__STATED GOAL 1__
Reproduce word for word the part of the GPU computing thread from "nVidia is wise" to "mention the footprint.".
__STATED GOAL 2__
Identify each line of the records that contains the string "chart", and copy those lines.

__EXCERPTED PASSAGE__
Optimizing an MP3 encoder is far from the sophistication of such an application, but it is a first step.
jk
while it would be great to take advantage of the gpu horse power, especially in fpu intensive processing, i dont see the gpu completely replacing the processor anytime soon...i am an artist that does a lot of music and video, and it would be great to offload a lot of the processing, but when i am running word or surfing the internet i dont need my computer eating quite as many watts as playing cod4...
-c
We're past the days where we can just raise the clock speed. New programming models are necessary. Homogeneous multi-core designs (e.g. Larabee) will fall short. Heterogeneous multi-core (many different types of cores) will dominate in the future. Although the bandwidth of the PCIe 2.0 bus is very capable, the latency of this bus will be an issue. The best designs will have all the different types of cores on the same chip. So while NVidia has a great development tool with CUDA, hardware designs along the lines of AMD's Fusion may be the way of the future.
They can't do a damn thing about it if the nVidia's programming model gets adopted and becomes a de facto standard before Intel has a chance to unveil its own model with Larabee. Just like it happened with AMD64 by the time Intel wanted to implement their own 64bit instruction set, the AMD one was already supported by Windows, Linux, Unix, Solaris and many more and none of the software companies wanted to support yet another standard that is different but basically offers the same thing.
nVidia is wise on this, it knows that they must push GPU computing into mainstream before Intel has a chance to do it with Larabee, unfortunately to succeed in doing so they will need support from the software giants like Microsoft, Sun, Oracle, the Linux crowd and alike. I don't think that just providing a CUDA development environment will be enough, they might need OS support at the core (something which Intel will likely manage to obtain shortly after they release Larabee).
Some tasks require more number-crunching capability than those CPU's can muster, and it would take 10's or even 100's of them to even begin to match the capability of a few GPU's..imagine the power consumption not to mention the footprint.
I don't think all can and should, be ported - it's too complex and in some cases completely needless. I think you'll still have powerful CPU's just that they'll act as bridges/interfaces rather than act as the soul number-crunching device. Closest I ever saw to this 'transputer' type hardware was the Amiga range of computers, that had multi-tasking built into the hardware, and those systems were a joy to use. I'd like to see a similar thing happen on the PC, and would not mind buying a GPGPU chip (or several), to speed up my applications, but I don't think we'll see it just yet, not in mainstream use anyway. Too many conflicting interests here, most of which are of a commercial nature..

Layout region records
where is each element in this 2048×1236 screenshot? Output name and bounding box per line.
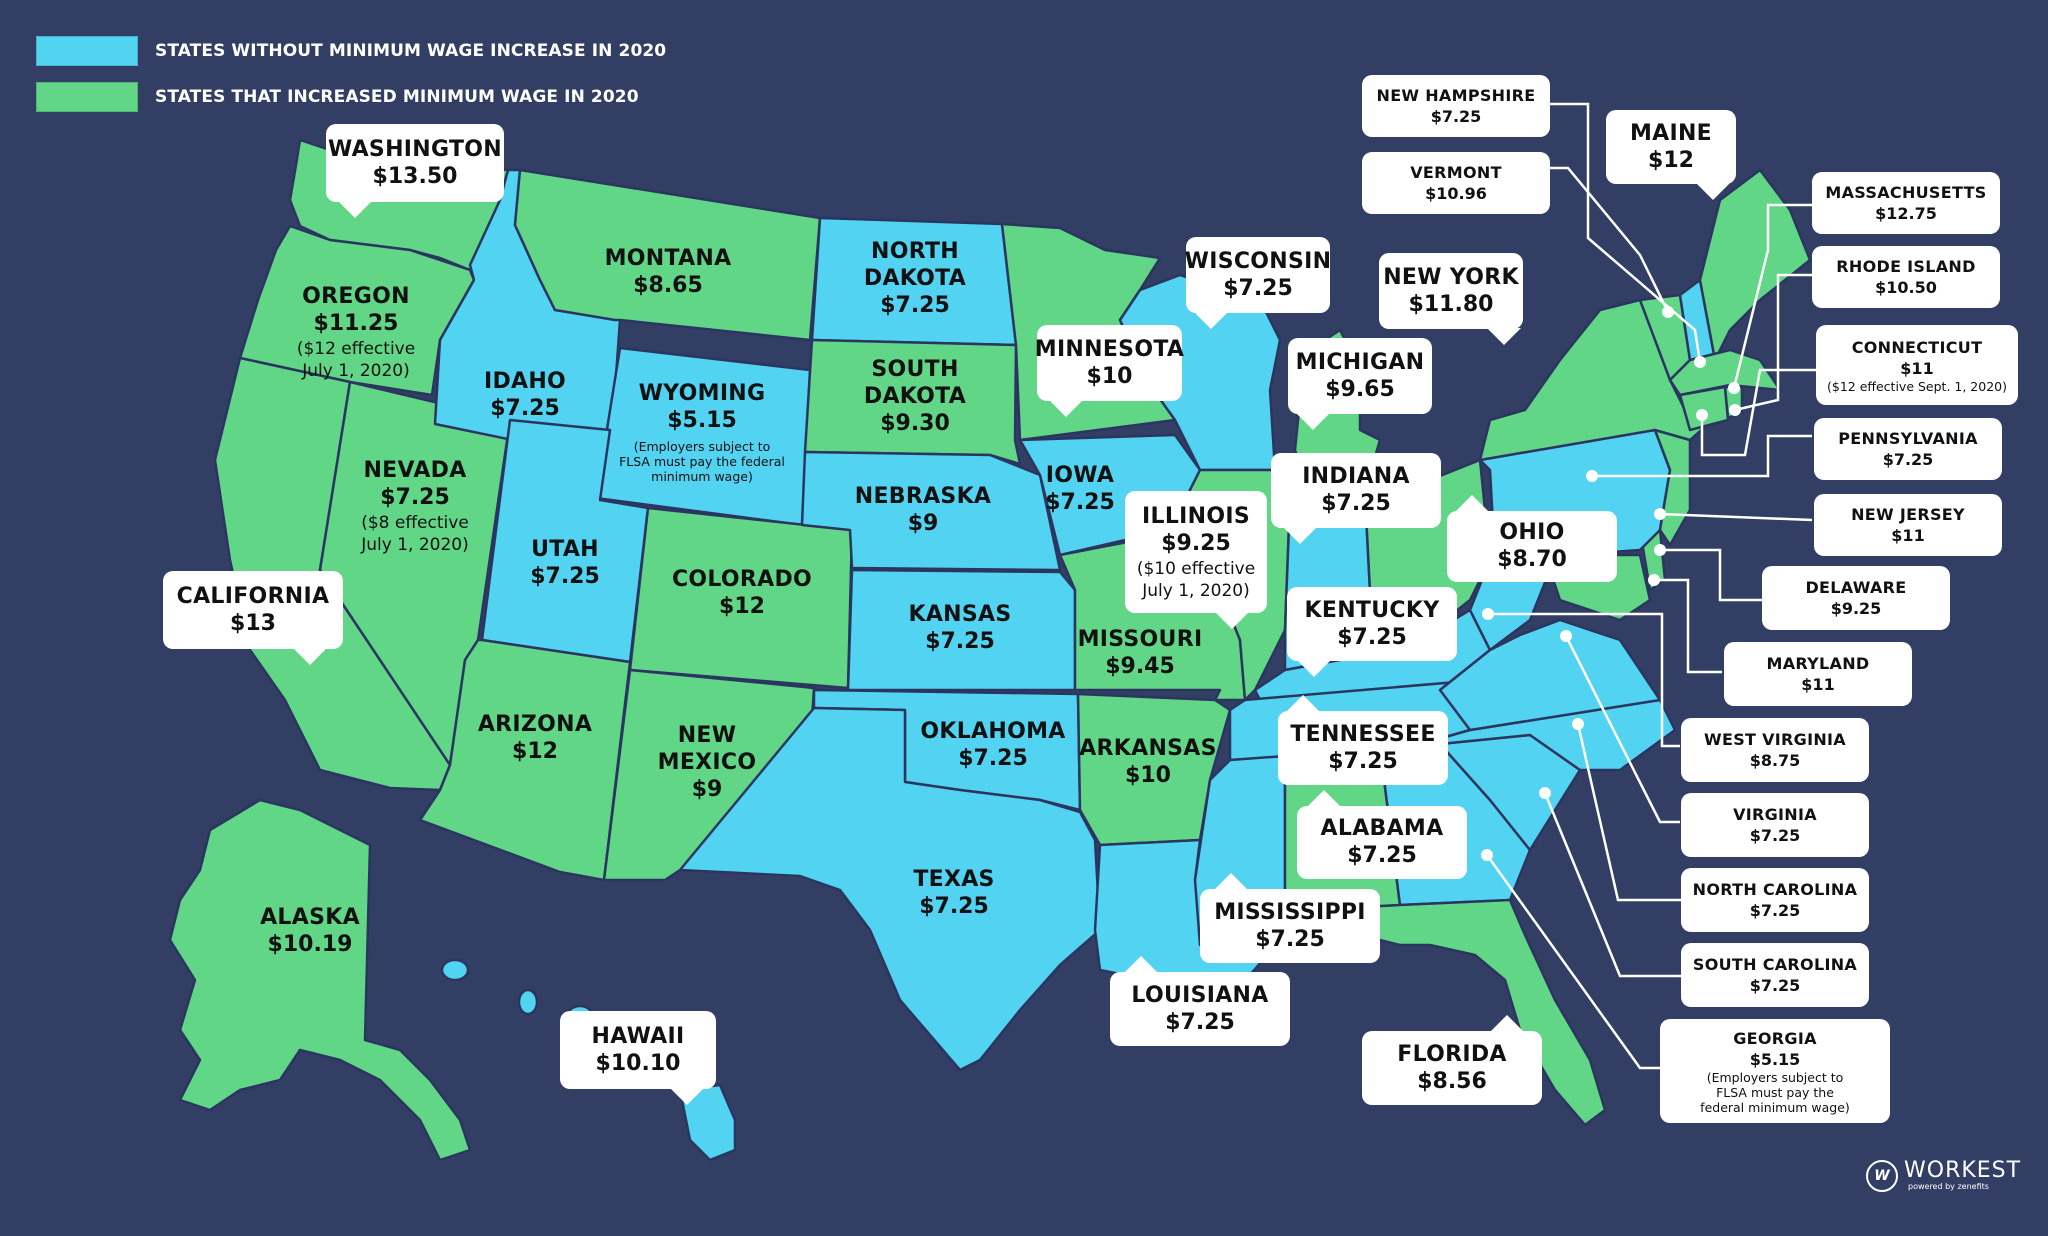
state-connecticut[interactable]	[1678, 385, 1730, 432]
callout-alabama: ALABAMA $7.25	[1297, 790, 1467, 879]
label-south-dakota: SOUTH DAKOTA $9.30	[863, 357, 967, 436]
label-arkansas: ARKANSAS $10	[1079, 736, 1217, 788]
state-hawaii-oahu[interactable]	[517, 988, 539, 1016]
label-kansas: KANSAS $7.25	[908, 602, 1012, 654]
callout-virginia: VIRGINIA $7.25	[1681, 793, 1869, 857]
callout-new-jersey: NEW JERSEY $11	[1814, 494, 2002, 556]
leader-south-carolina	[1543, 792, 1690, 978]
legend-swatch-blue	[36, 36, 138, 66]
leader-north-carolina	[1576, 723, 1690, 902]
label-north-dakota: NORTH DAKOTA $7.25	[863, 239, 967, 318]
label-wyoming: WYOMING $5.15 (Employers subject to FLSA…	[619, 381, 785, 484]
callout-tennessee: TENNESSEE $7.25	[1278, 695, 1448, 785]
state-florida[interactable]	[1308, 898, 1607, 1127]
workest-brand: W WORKEST powered by zenefits	[1866, 1160, 2021, 1192]
label-montana: MONTANA $8.65	[604, 246, 732, 298]
label-nevada: NEVADA $7.25 ($8 effective July 1, 2020)	[361, 458, 469, 555]
label-oklahoma: OKLAHOMA $7.25	[920, 719, 1066, 771]
callout-wisconsin: WISCONSIN $7.25	[1185, 237, 1331, 329]
leader-pennsylvania	[1592, 434, 1812, 478]
legend-swatch-green	[36, 82, 138, 112]
callout-indiana: INDIANA $7.25	[1271, 453, 1441, 544]
label-new-mexico: NEW MEXICO $9	[657, 723, 757, 802]
callout-florida: FLORIDA $8.56	[1362, 1015, 1542, 1105]
label-utah: UTAH $7.25	[530, 537, 600, 589]
callout-illinois: ILLINOIS $9.25 ($10 effective July 1, 20…	[1125, 491, 1267, 629]
label-colorado: COLORADO $12	[671, 567, 813, 619]
callout-pennsylvania: PENNSYLVANIA $7.25	[1814, 418, 2002, 480]
state-texas[interactable]	[678, 706, 1102, 1072]
label-nebraska: NEBRASKA $9	[854, 484, 992, 536]
legend-item-no-increase: STATES WITHOUT MINIMUM WAGE INCREASE IN …	[36, 36, 666, 66]
leader-delaware	[1660, 548, 1762, 602]
callout-louisiana: LOUISIANA $7.25	[1110, 956, 1290, 1046]
leader-vermont	[1550, 166, 1670, 313]
callout-washington: WASHINGTON $13.50	[326, 124, 504, 218]
callout-minnesota: MINNESOTA $10	[1035, 325, 1184, 417]
callout-georgia: GEORGIA $5.15 (Employers subject to FLSA…	[1660, 1019, 1890, 1123]
leader-virginia	[1564, 635, 1680, 824]
callout-rhode-island: RHODE ISLAND $10.50	[1812, 246, 2000, 308]
callout-north-carolina: NORTH CAROLINA $7.25	[1681, 868, 1869, 932]
callout-maryland: MARYLAND $11	[1724, 642, 1912, 706]
label-texas: TEXAS $7.25	[913, 867, 995, 919]
leader-west-virginia	[1488, 612, 1680, 748]
leader-rhode-island	[1734, 273, 1812, 412]
leader-new-hampshire	[1550, 102, 1702, 363]
callout-maine: MAINE $12	[1606, 110, 1736, 200]
callout-ohio: OHIO $8.70	[1447, 495, 1617, 582]
legend: STATES WITHOUT MINIMUM WAGE INCREASE IN …	[36, 36, 666, 128]
callout-mississippi: MISSISSIPPI $7.25	[1200, 873, 1380, 963]
callout-michigan: MICHIGAN $9.65	[1288, 338, 1432, 430]
legend-label: STATES WITHOUT MINIMUM WAGE INCREASE IN …	[155, 41, 667, 61]
callout-new-york: NEW YORK $11.80	[1379, 253, 1523, 345]
callout-hawaii: HAWAII $10.10	[560, 1011, 716, 1105]
label-oregon: OREGON $11.25 ($12 effective July 1, 202…	[296, 284, 416, 381]
label-alaska: ALASKA $10.19	[260, 905, 360, 957]
callout-new-hampshire: NEW HAMPSHIRE $7.25	[1362, 75, 1550, 137]
label-iowa: IOWA $7.25	[1045, 463, 1115, 515]
legend-item-increased: STATES THAT INCREASED MINIMUM WAGE IN 20…	[36, 82, 666, 112]
state-maine[interactable]	[1698, 168, 1812, 362]
state-oregon[interactable]	[238, 224, 476, 397]
label-arizona: ARIZONA $12	[477, 712, 593, 764]
leader-maryland	[1654, 578, 1722, 674]
callout-delaware: DELAWARE $9.25	[1762, 566, 1950, 630]
callout-connecticut: CONNECTICUT $11 ($12 effective Sept. 1, …	[1816, 325, 2018, 405]
label-missouri: MISSOURI $9.45	[1077, 627, 1203, 679]
callout-vermont: VERMONT $10.96	[1362, 152, 1550, 214]
leader-massachusetts	[1732, 203, 1812, 389]
workest-logo-icon: W	[1866, 1160, 1898, 1192]
leader-georgia	[1485, 854, 1660, 1070]
leader-connecticut	[1700, 368, 1816, 457]
state-alaska[interactable]	[168, 798, 472, 1162]
callout-kentucky: KENTUCKY $7.25	[1287, 587, 1457, 677]
leader-new-jersey	[1659, 512, 1813, 522]
state-hawaii-kauai[interactable]	[440, 958, 470, 982]
callout-west-virginia: WEST VIRGINIA $8.75	[1681, 718, 1869, 782]
callout-massachusetts: MASSACHUSETTS $12.75	[1812, 172, 2000, 234]
legend-label: STATES THAT INCREASED MINIMUM WAGE IN 20…	[155, 87, 639, 107]
brand-tagline: powered by zenefits	[1908, 1182, 1989, 1191]
callout-south-carolina: SOUTH CAROLINA $7.25	[1681, 943, 1869, 1007]
callout-california: CALIFORNIA $13	[163, 571, 343, 665]
label-idaho: IDAHO $7.25	[483, 369, 567, 421]
state-nebraska[interactable]	[800, 450, 1062, 572]
brand-name: WORKEST	[1904, 1158, 2022, 1183]
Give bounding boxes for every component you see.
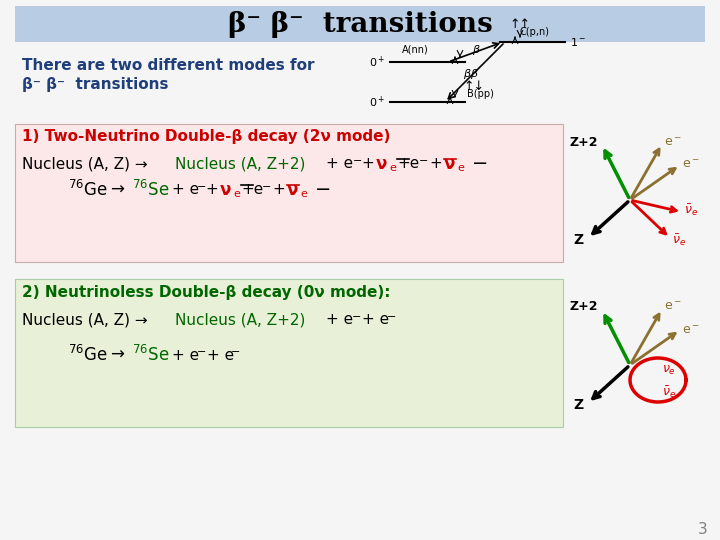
Text: Z: Z xyxy=(574,233,584,247)
Text: −: − xyxy=(197,347,207,357)
Text: Z+2: Z+2 xyxy=(570,300,598,314)
Text: + e: + e xyxy=(362,313,389,327)
Text: →: → xyxy=(110,181,124,199)
Text: ν: ν xyxy=(287,181,298,199)
Text: + e: + e xyxy=(326,157,353,172)
Text: +: + xyxy=(362,157,379,172)
Text: e: e xyxy=(457,163,464,173)
Text: $\nu_e$: $\nu_e$ xyxy=(662,363,676,376)
Text: $^{76}$Ge: $^{76}$Ge xyxy=(68,180,108,200)
Text: $0^+$: $0^+$ xyxy=(369,55,385,70)
Text: e: e xyxy=(389,163,396,173)
Text: −: − xyxy=(419,156,428,166)
Text: −: − xyxy=(387,312,397,322)
Text: $^{76}$Ge: $^{76}$Ge xyxy=(68,345,108,365)
Text: There are two different modes for: There are two different modes for xyxy=(22,58,315,73)
Text: ↑↓: ↑↓ xyxy=(463,80,484,93)
Text: Nucleus (A, Z+2): Nucleus (A, Z+2) xyxy=(175,157,305,172)
Text: β⁻ β⁻  transitions: β⁻ β⁻ transitions xyxy=(22,77,168,91)
Text: A(nn): A(nn) xyxy=(402,45,428,55)
Text: Nucleus (A, Z+2): Nucleus (A, Z+2) xyxy=(175,313,305,327)
Text: + e: + e xyxy=(207,348,234,362)
Text: −: − xyxy=(352,312,361,322)
Text: $\beta$: $\beta$ xyxy=(472,43,481,57)
Text: $\beta\beta$: $\beta\beta$ xyxy=(463,67,479,81)
Text: −: − xyxy=(231,347,240,357)
Text: →: → xyxy=(110,346,124,364)
Text: e$^-$: e$^-$ xyxy=(682,323,700,336)
Text: β⁻ β⁻  transitions: β⁻ β⁻ transitions xyxy=(228,10,492,37)
Text: e$^-$: e$^-$ xyxy=(664,300,682,314)
Text: +e: +e xyxy=(397,157,419,172)
Text: −: − xyxy=(197,182,207,192)
Text: e: e xyxy=(300,189,307,199)
Text: 1) Two-Neutrino Double-β decay (2ν mode): 1) Two-Neutrino Double-β decay (2ν mode) xyxy=(22,130,390,145)
Text: $\bar{\nu}_e$: $\bar{\nu}_e$ xyxy=(662,384,676,400)
Text: $\bar{\nu}_e$: $\bar{\nu}_e$ xyxy=(684,202,698,218)
Text: e: e xyxy=(233,189,240,199)
Text: ↑↑: ↑↑ xyxy=(510,17,531,30)
FancyBboxPatch shape xyxy=(15,279,563,427)
Text: + e: + e xyxy=(172,348,199,362)
Text: ν: ν xyxy=(444,155,455,173)
Text: +: + xyxy=(206,183,224,198)
FancyBboxPatch shape xyxy=(15,6,705,42)
Text: +: + xyxy=(430,157,448,172)
Text: $\bar{\nu}_e$: $\bar{\nu}_e$ xyxy=(672,232,686,248)
Text: Nucleus (A, Z) →: Nucleus (A, Z) → xyxy=(22,313,148,327)
Text: B(pp): B(pp) xyxy=(467,89,493,99)
Text: 3: 3 xyxy=(698,523,708,537)
Text: e$^-$: e$^-$ xyxy=(682,159,700,172)
Text: −: − xyxy=(353,156,362,166)
Text: Nucleus (A, Z) →: Nucleus (A, Z) → xyxy=(22,157,148,172)
Text: C(p,n): C(p,n) xyxy=(520,27,550,37)
Text: 2) Neutrinoless Double-β decay (0ν mode):: 2) Neutrinoless Double-β decay (0ν mode)… xyxy=(22,285,390,300)
Text: $^{76}$Se: $^{76}$Se xyxy=(132,180,169,200)
Text: $1^-$: $1^-$ xyxy=(570,36,586,48)
Text: Z+2: Z+2 xyxy=(570,136,598,148)
Text: −: − xyxy=(472,154,488,173)
Text: ν: ν xyxy=(220,181,231,199)
Text: ν: ν xyxy=(376,155,387,173)
Text: + e: + e xyxy=(326,313,353,327)
Text: $0^+$: $0^+$ xyxy=(369,94,385,110)
Text: +: + xyxy=(273,183,291,198)
Text: Z: Z xyxy=(574,398,584,412)
Text: +e: +e xyxy=(241,183,264,198)
FancyBboxPatch shape xyxy=(15,124,563,262)
Text: e$^-$: e$^-$ xyxy=(664,136,682,148)
Text: −: − xyxy=(315,180,331,199)
Text: −: − xyxy=(262,182,271,192)
Text: + e: + e xyxy=(172,183,199,198)
Text: $^{76}$Se: $^{76}$Se xyxy=(132,345,169,365)
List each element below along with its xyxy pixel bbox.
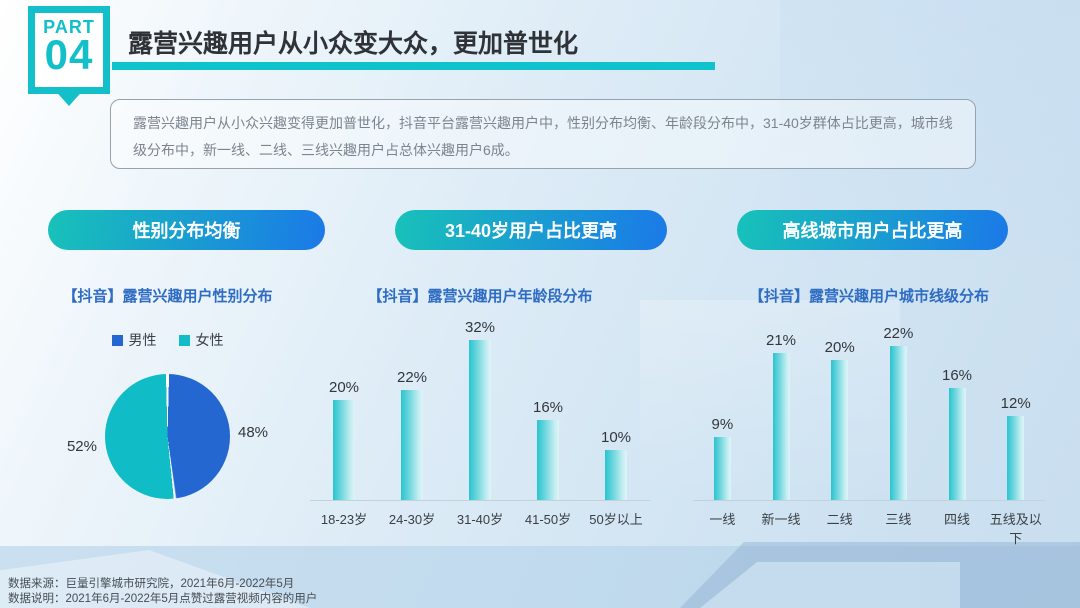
gender-pie-chart: 【抖音】露营兴趣用户性别分布 男性 女性 48% 52% xyxy=(40,287,295,499)
pill-gender-balance: 性别分布均衡 xyxy=(48,210,325,250)
page-title: 露营兴趣用户从小众变大众，更加普世化 xyxy=(128,30,579,58)
bar-value-label: 32% xyxy=(464,319,496,336)
footer: 数据来源：巨量引擎城市研究院，2021年6月-2022年5月 数据说明：2021… xyxy=(8,577,317,607)
bar xyxy=(605,450,627,500)
legend-label-male: 男性 xyxy=(128,332,157,348)
pie xyxy=(105,374,230,499)
title-underline xyxy=(112,62,715,70)
category-label: 新一线 xyxy=(761,512,801,527)
bar xyxy=(469,340,491,500)
bar-value-label: 9% xyxy=(711,416,734,433)
data-note: 数据说明：2021年6月-2022年5月点赞过露营视频内容的用户 xyxy=(8,593,318,606)
bar-value-label: 21% xyxy=(765,332,797,349)
chart-title: 【抖音】露营兴趣用户性别分布 xyxy=(62,288,273,305)
summary-text: 露营兴趣用户从小众兴趣变得更加普世化，抖音平台露营兴趣用户中，性别分布均衡、年龄… xyxy=(133,115,953,158)
bar-value-label: 20% xyxy=(328,379,360,396)
bar-plot: 9% 21% 20% 22% 16% 12% xyxy=(693,320,1045,501)
category-axis: 18-23岁 24-30岁 31-40岁 41-50岁 50岁以上 xyxy=(310,509,650,528)
legend-item-male: 男性 xyxy=(111,330,157,350)
legend-item-female: 女性 xyxy=(178,330,224,350)
bar-value-label: 16% xyxy=(942,367,973,384)
category-label: 三线 xyxy=(885,512,912,527)
pie-value-male: 48% xyxy=(238,424,269,441)
bar-column: 20% xyxy=(810,339,869,500)
part-badge-label: PART xyxy=(43,17,95,37)
bar-plot: 20% 22% 32% 16% 10% xyxy=(310,319,650,501)
bar-value-label: 22% xyxy=(883,325,914,342)
bar xyxy=(889,346,907,500)
city-tier-bar-chart: 【抖音】露营兴趣用户城市线级分布 9% 21% 20% 22% 16% 12% 一线 新一线… xyxy=(693,287,1045,547)
bar-column: 32% xyxy=(446,319,514,500)
background-decoration xyxy=(680,542,1080,608)
category-label: 24-30岁 xyxy=(388,512,436,527)
bar-value-label: 20% xyxy=(824,339,855,356)
bar-value-label: 22% xyxy=(396,369,428,386)
bar-column: 16% xyxy=(928,367,987,500)
category-label: 18-23岁 xyxy=(320,512,368,527)
summary-box: 露营兴趣用户从小众兴趣变得更加普世化，抖音平台露营兴趣用户中，性别分布均衡、年龄… xyxy=(110,99,976,169)
category-label: 四线 xyxy=(944,512,971,527)
bar xyxy=(713,437,731,500)
category-label: 31-40岁 xyxy=(456,512,504,527)
chart-title: 【抖音】露营兴趣用户城市线级分布 xyxy=(748,288,989,305)
pie-value-female: 52% xyxy=(66,438,97,455)
category-label: 一线 xyxy=(709,512,736,527)
bar-column: 21% xyxy=(752,332,811,500)
part-badge: PART 04 xyxy=(28,6,110,106)
bar-column: 20% xyxy=(310,379,378,500)
bar-column: 22% xyxy=(869,325,928,500)
bar xyxy=(537,420,559,500)
badge-arrow-icon xyxy=(52,87,86,106)
pie-legend: 男性 女性 xyxy=(40,330,295,350)
bar xyxy=(772,353,790,500)
category-label: 二线 xyxy=(826,512,853,527)
category-axis: 一线 新一线 二线 三线 四线 五线及以下 xyxy=(693,509,1045,547)
bar-column: 9% xyxy=(693,416,752,500)
age-bar-chart: 【抖音】露营兴趣用户年龄段分布 20% 22% 32% 16% 10% 18-23岁 24… xyxy=(310,287,650,528)
category-label: 50岁以上 xyxy=(589,512,643,527)
part-badge-number: 04 xyxy=(44,31,94,78)
bar-column: 16% xyxy=(514,399,582,500)
highlight-pills: 性别分布均衡 31-40岁用户占比更高 高线城市用户占比更高 xyxy=(48,210,1008,250)
legend-swatch-male xyxy=(111,334,123,346)
category-label: 41-50岁 xyxy=(524,512,572,527)
bar-column: 10% xyxy=(582,429,650,500)
category-label: 五线及以下 xyxy=(989,512,1042,546)
legend-label-female: 女性 xyxy=(195,332,224,348)
pill-city-tier: 高线城市用户占比更高 xyxy=(737,210,1008,250)
bar xyxy=(948,388,966,500)
data-source: 数据来源：巨量引擎城市研究院，2021年6月-2022年5月 xyxy=(8,578,295,591)
bar xyxy=(831,360,849,500)
background-decoration xyxy=(700,562,960,608)
bar-column: 12% xyxy=(986,395,1045,500)
bar-value-label: 12% xyxy=(1000,395,1031,412)
bar-value-label: 16% xyxy=(532,399,564,416)
chart-title: 【抖音】露营兴趣用户年龄段分布 xyxy=(367,288,593,305)
pie-wrap: 48% 52% xyxy=(67,374,268,499)
bar xyxy=(401,390,423,500)
legend-swatch-female xyxy=(178,334,190,346)
bar-value-label: 10% xyxy=(600,429,632,446)
bar xyxy=(1007,416,1025,500)
bar xyxy=(333,400,355,500)
pill-age-group: 31-40岁用户占比更高 xyxy=(395,210,667,250)
bar-column: 22% xyxy=(378,369,446,500)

__WORKED SOLUTION 1__
nVidia is wise on this, it knows that they must push GPU computing into mainstream before Intel has a chance to do it with Larabee, unfortunately to succeed in doing so they will need support from the software giants like Microsoft, Sun, Oracle, the Linux crowd and alike. I don't think that just providing a CUDA development environment will be enough, they might need OS support at the core (something which Intel will likely manage to obtain shortly after they release Larabee).
Some tasks require more number-crunching capability than those CPU's can muster, and it would take 10's or even 100's of them to even begin to match the capability of a few GPU's..imagine the power consumption not to mention the footprint.

__WORKED SOLUTION 2__
gender-pie-chart: 【抖音】露营兴趣用户性别分布 男性 女性 48% 52% xyxy=(40,287,295,499)
chart-title: 【抖音】露营兴趣用户性别分布 xyxy=(62,288,273,305)
city-tier-bar-chart: 【抖音】露营兴趣用户城市线级分布 9% 21% 20% 22% 16% 12% 一线 新一线… xyxy=(693,287,1045,547)
chart-title: 【抖音】露营兴趣用户城市线级分布 xyxy=(748,288,989,305)
age-bar-chart: 【抖音】露营兴趣用户年龄段分布 20% 22% 32% 16% 10% 18-23岁 24… xyxy=(310,287,650,528)
chart-title: 【抖音】露营兴趣用户年龄段分布 xyxy=(367,288,593,305)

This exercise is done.